## To be done
Gather each line in the entries that includes the string "volum".

-- Start of Dataset records --

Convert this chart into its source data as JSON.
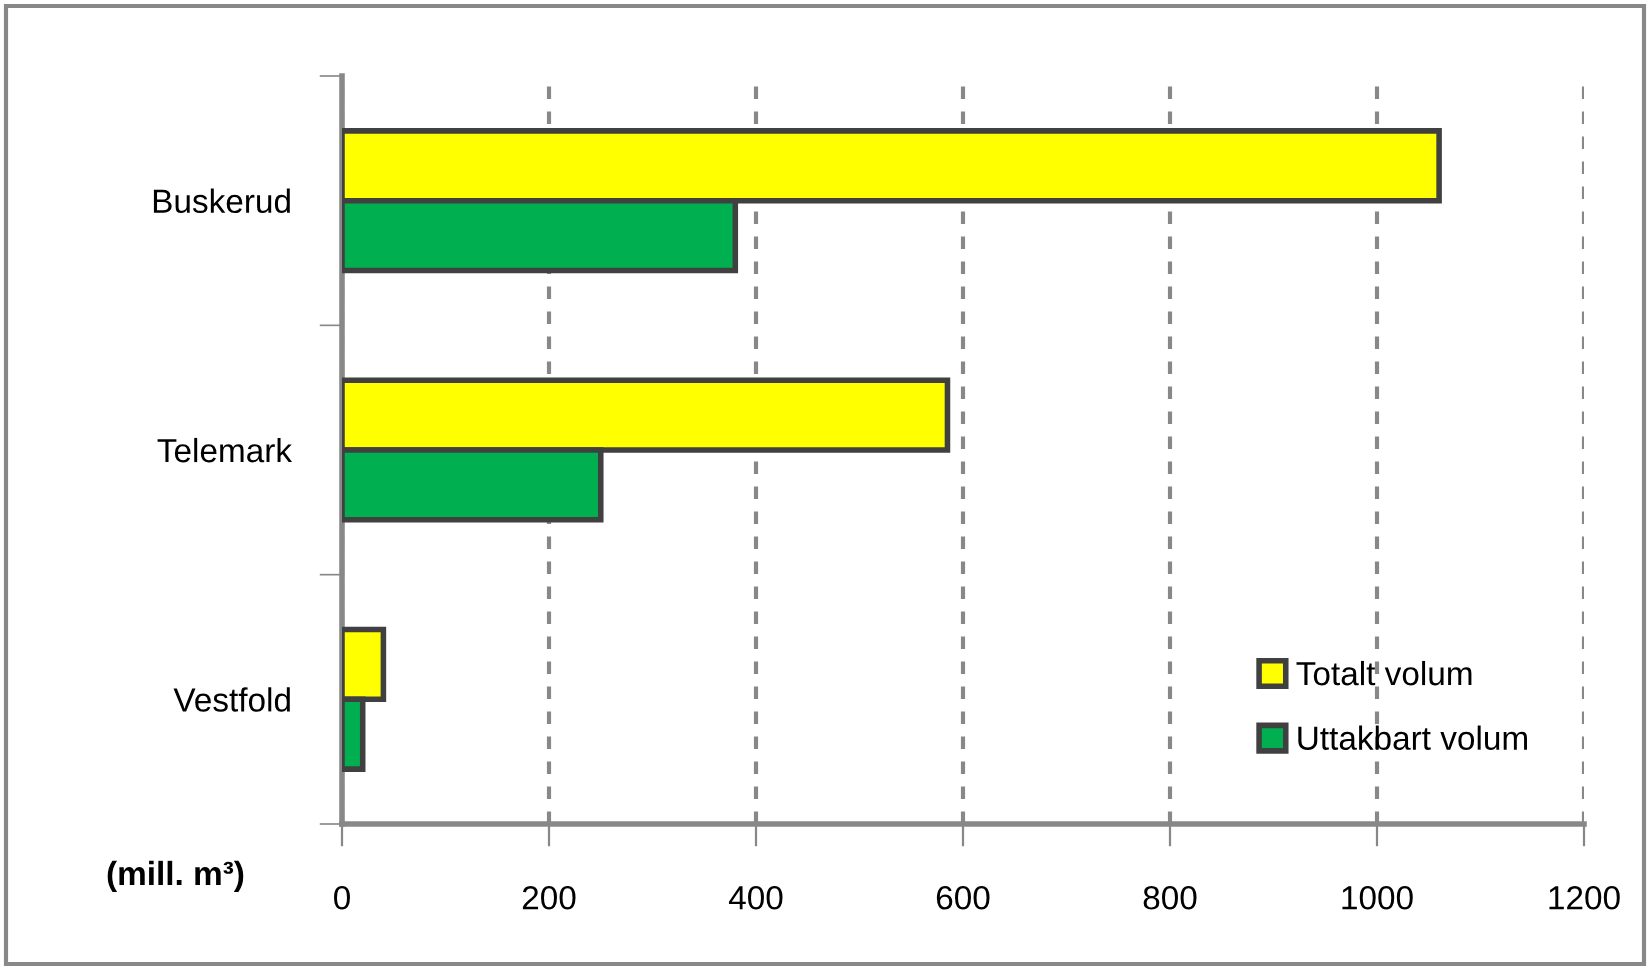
{
  "chart_data": {
    "type": "bar",
    "orientation": "horizontal",
    "categories": [
      "Buskerud",
      "Telemark",
      "Vestfold"
    ],
    "series": [
      {
        "name": "Totalt volum",
        "color": "#ffff00",
        "values": [
          1060,
          585,
          40
        ]
      },
      {
        "name": "Uttakbart volum",
        "color": "#00b050",
        "values": [
          380,
          250,
          20
        ]
      }
    ],
    "xlabel": "(mill. m³)",
    "xlim": [
      0,
      1200
    ],
    "xticks": [
      0,
      200,
      400,
      600,
      800,
      1000,
      1200
    ],
    "grid": "x",
    "legend": "bottom right"
  }
}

-- End of Dataset records --

## Written solution
        "name": "Totalt volum",
        "name": "Uttakbart volum",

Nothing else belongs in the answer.